TEXTE AFFICHÉ:
++++

Pitch. New York, 1841. Solomon Northup, un jeune musicien Afro-Américain libre et père de famille, est kidnappé et réduit à travailler comme esclave dans des champs de coton en Louisiane. Son calvaire durera près de 12 ans.
Découvrez la bande-annonce du film 12 Years a Slave:
Inspiré d'une histoire vraie, le film, particulièrement réaliste, est adapté des mémoires de Solomon Northup (incarné avec brio par Chiwetel Ejiofo). Au casting également : Brad Pitt qui apparaît sous les traits d’un visiteur canadien, avec barbe et chapeau, et Michael Fassbender qui incarne un esclavagiste alcoolique et violent. On découvre aussi Benedict Cumberbatch sous les traits d’un propriétaire plus humain mais impuissant.
>>> Nicole Bacharan*, spécialiste des Etats-Unis, décrypte le regard du réalisateur sur l’esclavage dans les champs de coton du Sud de l'Amérique pour Europe 1.fr :
Steve McQueen (II) a voulu filmer l’esclavage de manière extrêmement réaliste : le pari est réussi d’après vous ?

++++

DONNÉES EXTRAITES:
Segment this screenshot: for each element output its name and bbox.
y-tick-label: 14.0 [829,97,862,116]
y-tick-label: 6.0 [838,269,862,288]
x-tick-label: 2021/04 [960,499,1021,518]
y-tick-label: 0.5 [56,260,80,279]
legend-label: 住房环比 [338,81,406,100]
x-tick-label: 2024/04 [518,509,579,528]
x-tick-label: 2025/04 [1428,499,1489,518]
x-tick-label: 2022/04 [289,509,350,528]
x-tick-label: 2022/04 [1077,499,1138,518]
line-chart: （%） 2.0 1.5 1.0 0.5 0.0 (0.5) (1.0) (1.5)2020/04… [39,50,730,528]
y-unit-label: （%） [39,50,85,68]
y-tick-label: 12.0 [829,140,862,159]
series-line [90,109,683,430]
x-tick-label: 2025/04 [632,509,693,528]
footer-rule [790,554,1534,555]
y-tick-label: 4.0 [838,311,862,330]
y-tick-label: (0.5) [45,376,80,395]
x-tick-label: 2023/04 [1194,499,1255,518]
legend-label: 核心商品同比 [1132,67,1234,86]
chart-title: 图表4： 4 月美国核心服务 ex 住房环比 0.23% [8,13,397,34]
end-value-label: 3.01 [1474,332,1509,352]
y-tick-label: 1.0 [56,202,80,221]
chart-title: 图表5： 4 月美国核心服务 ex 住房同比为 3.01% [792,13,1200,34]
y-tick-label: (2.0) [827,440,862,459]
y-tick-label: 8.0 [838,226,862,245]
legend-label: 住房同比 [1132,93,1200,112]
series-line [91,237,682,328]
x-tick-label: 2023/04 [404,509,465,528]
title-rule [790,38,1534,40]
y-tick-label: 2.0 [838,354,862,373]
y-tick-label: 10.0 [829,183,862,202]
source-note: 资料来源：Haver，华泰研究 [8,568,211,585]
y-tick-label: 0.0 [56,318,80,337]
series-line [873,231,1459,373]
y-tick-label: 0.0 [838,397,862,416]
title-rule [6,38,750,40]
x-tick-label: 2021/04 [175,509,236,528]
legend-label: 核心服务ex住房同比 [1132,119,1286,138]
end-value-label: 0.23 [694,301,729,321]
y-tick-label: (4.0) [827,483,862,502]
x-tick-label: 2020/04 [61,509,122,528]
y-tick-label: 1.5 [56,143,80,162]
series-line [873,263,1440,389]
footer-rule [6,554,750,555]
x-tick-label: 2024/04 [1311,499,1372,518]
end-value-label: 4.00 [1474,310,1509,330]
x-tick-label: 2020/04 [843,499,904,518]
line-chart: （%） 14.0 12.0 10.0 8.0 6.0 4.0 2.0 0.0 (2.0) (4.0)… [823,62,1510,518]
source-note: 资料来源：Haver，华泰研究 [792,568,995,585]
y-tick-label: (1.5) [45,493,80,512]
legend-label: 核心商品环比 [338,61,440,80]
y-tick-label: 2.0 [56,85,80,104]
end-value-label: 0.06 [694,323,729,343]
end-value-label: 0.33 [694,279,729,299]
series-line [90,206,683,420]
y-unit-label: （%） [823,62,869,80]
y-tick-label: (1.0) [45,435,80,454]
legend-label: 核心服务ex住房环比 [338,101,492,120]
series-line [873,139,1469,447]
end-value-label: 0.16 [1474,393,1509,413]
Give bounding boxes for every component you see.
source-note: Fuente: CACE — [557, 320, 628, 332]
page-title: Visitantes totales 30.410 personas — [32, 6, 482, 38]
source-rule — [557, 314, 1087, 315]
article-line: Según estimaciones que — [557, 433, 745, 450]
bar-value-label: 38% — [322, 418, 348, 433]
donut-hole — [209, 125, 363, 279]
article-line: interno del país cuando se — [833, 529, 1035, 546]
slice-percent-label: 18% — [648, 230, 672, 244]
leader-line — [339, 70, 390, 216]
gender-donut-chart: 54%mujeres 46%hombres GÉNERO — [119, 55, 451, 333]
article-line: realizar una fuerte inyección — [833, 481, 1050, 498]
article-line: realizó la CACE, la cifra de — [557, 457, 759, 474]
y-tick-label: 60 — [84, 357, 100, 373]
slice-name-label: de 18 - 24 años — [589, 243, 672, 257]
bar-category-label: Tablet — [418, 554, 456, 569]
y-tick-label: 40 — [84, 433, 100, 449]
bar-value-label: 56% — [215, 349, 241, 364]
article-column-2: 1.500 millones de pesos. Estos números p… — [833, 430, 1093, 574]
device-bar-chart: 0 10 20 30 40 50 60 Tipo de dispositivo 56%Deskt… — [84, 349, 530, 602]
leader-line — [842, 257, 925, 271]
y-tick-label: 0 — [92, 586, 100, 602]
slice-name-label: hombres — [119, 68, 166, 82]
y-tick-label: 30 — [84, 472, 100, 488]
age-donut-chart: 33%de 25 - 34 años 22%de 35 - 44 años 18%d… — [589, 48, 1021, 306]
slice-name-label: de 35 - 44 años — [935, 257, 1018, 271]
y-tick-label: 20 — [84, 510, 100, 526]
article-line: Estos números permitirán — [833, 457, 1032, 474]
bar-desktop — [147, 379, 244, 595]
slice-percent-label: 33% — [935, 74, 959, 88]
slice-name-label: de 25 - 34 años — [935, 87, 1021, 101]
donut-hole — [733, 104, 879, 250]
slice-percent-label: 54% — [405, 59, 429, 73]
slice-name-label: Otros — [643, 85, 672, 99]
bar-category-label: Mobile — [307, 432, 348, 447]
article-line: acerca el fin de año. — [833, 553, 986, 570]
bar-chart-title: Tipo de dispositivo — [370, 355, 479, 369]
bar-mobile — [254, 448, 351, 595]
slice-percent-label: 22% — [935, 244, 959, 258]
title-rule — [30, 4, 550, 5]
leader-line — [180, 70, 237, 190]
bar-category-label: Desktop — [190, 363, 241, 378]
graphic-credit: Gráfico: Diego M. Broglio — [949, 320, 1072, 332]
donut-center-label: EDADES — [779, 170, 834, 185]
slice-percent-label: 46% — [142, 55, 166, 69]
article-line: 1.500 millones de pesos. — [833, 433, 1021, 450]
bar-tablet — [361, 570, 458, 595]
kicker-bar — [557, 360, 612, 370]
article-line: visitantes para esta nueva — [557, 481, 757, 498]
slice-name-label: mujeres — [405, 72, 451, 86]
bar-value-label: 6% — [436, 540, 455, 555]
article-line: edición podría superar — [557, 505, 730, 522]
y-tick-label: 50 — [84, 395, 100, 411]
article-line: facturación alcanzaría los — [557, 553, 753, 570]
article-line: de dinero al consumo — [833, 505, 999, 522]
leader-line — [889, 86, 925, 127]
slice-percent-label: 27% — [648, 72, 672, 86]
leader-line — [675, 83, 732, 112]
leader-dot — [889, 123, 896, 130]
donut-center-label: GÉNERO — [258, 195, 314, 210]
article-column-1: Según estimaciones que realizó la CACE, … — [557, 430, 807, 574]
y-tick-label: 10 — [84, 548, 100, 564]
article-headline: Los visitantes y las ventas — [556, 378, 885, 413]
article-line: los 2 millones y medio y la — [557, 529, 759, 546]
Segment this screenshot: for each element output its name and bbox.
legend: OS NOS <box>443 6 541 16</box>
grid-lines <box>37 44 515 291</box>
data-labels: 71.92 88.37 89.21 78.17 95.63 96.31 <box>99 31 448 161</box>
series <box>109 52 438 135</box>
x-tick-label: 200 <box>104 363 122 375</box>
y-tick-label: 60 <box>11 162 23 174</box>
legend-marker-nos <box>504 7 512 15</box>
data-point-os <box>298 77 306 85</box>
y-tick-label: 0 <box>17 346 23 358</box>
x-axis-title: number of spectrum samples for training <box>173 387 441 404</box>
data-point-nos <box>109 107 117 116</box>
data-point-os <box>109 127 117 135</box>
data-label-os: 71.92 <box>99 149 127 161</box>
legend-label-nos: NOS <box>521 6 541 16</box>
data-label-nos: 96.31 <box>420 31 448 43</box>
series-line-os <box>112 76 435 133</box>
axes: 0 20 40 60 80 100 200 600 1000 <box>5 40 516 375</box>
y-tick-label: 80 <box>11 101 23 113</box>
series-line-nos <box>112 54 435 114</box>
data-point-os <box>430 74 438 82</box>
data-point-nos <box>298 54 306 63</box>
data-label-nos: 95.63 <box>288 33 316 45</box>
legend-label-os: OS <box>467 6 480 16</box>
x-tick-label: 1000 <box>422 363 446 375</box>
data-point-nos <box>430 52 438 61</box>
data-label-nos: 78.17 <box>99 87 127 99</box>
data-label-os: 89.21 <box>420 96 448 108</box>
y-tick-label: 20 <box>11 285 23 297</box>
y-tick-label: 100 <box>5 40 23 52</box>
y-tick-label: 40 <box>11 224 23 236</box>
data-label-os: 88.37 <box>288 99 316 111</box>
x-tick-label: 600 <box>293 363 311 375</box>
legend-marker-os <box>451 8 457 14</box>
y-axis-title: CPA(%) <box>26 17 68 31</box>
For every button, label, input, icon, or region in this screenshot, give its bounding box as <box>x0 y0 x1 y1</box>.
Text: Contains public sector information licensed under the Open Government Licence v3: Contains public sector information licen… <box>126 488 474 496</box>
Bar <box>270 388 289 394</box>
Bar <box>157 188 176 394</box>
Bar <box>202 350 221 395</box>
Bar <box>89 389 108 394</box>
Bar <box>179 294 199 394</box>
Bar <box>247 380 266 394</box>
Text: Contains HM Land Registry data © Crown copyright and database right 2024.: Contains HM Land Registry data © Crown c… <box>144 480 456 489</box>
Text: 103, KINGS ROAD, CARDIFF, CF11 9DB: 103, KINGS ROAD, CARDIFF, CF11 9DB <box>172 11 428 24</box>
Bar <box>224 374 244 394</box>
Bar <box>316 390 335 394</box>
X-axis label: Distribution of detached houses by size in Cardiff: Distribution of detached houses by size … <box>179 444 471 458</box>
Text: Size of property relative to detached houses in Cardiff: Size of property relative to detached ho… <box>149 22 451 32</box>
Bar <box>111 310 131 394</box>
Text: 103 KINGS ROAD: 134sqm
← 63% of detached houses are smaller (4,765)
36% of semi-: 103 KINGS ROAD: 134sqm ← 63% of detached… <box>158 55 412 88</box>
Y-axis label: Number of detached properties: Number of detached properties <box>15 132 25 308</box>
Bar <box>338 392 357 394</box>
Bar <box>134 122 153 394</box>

++++

ACTIONS À MENER:
(A) Renvoie à l'identique tout ce qui va du début du listing jusqu'à la ligne contenant « legend-label: 住房环比 [338,81,406,100] », celle-ci comprise.
(B) Poursuis l'article sur le film 12 Years a Slave à partir de l'endroit où il s'arrête.

RÉPONSES:
(A)
Segment this screenshot: for each element output its name and bbox.
y-tick-label: 14.0 [829,97,862,116]
y-tick-label: 6.0 [838,269,862,288]
x-tick-label: 2021/04 [960,499,1021,518]
y-tick-label: 0.5 [56,260,80,279]
legend-label: 住房环比 [338,81,406,100]

(B)
C’est le film le plus réaliste, le plus véridique que j’ai vu sur ce sujet. J’ai beaucoup travaillé sur la question de l’esclavage et je dois dire que les situations qu’on voit dans le film sont toutes historiquement plausibles. Rien n’est inventé. 12 Years a Slave montre un très large éventail de situations dans le Sud (notamment en Louisiane), pendant cette période. On est dans les années qui précèdent la guerre de Sécession, dans les années les plus dures de l’esclavage. La violence était d’autant plus présente qu’on pressentait que le système était en train de se fissurer. On voit dans 12 Years a Slave, le sort des maîtres (du plus humain au plus tortionnaire), des Noirs, des femmes blanches etc. L’importance de la hiérarchie est très palpable. On distingue bien le rôle des contremaîtres (qui parfois font de l’excès de zèle), des propriétaires, de la place de chacun. La peur de la révolte des esclaves est aussi très papable, et très réaliste. La terreur était constante. C’est un système fondé sur un équilibre très fragile.
Comment décrire la société esclavagiste, si bien dépeinte dans le film ?
Ce qui est très bien montré, c’est la folie de cette société esclavagiste : tout le monde a peur. Même les Blancs ont peurs ! Ceux qui se rebellaient contre le système risquaient gros. C’est un système totalitaire. Il y a tous ceux qui en abusent (comme Michael Fassbender dans le film, qui joue un maître alcoolique et cruel), et ceux qui sont plus humains, mais impuissants. Quoiqu’il en soit, il n’y a pas de garde-fous. Il faut savoir quand-même qu’on ne tuait pas si facilement un esclave à l’époque. Car il coûtait très cher. Pour établir une comparaison, un esclave coûtait aussi cher qu’une voiture de luxe.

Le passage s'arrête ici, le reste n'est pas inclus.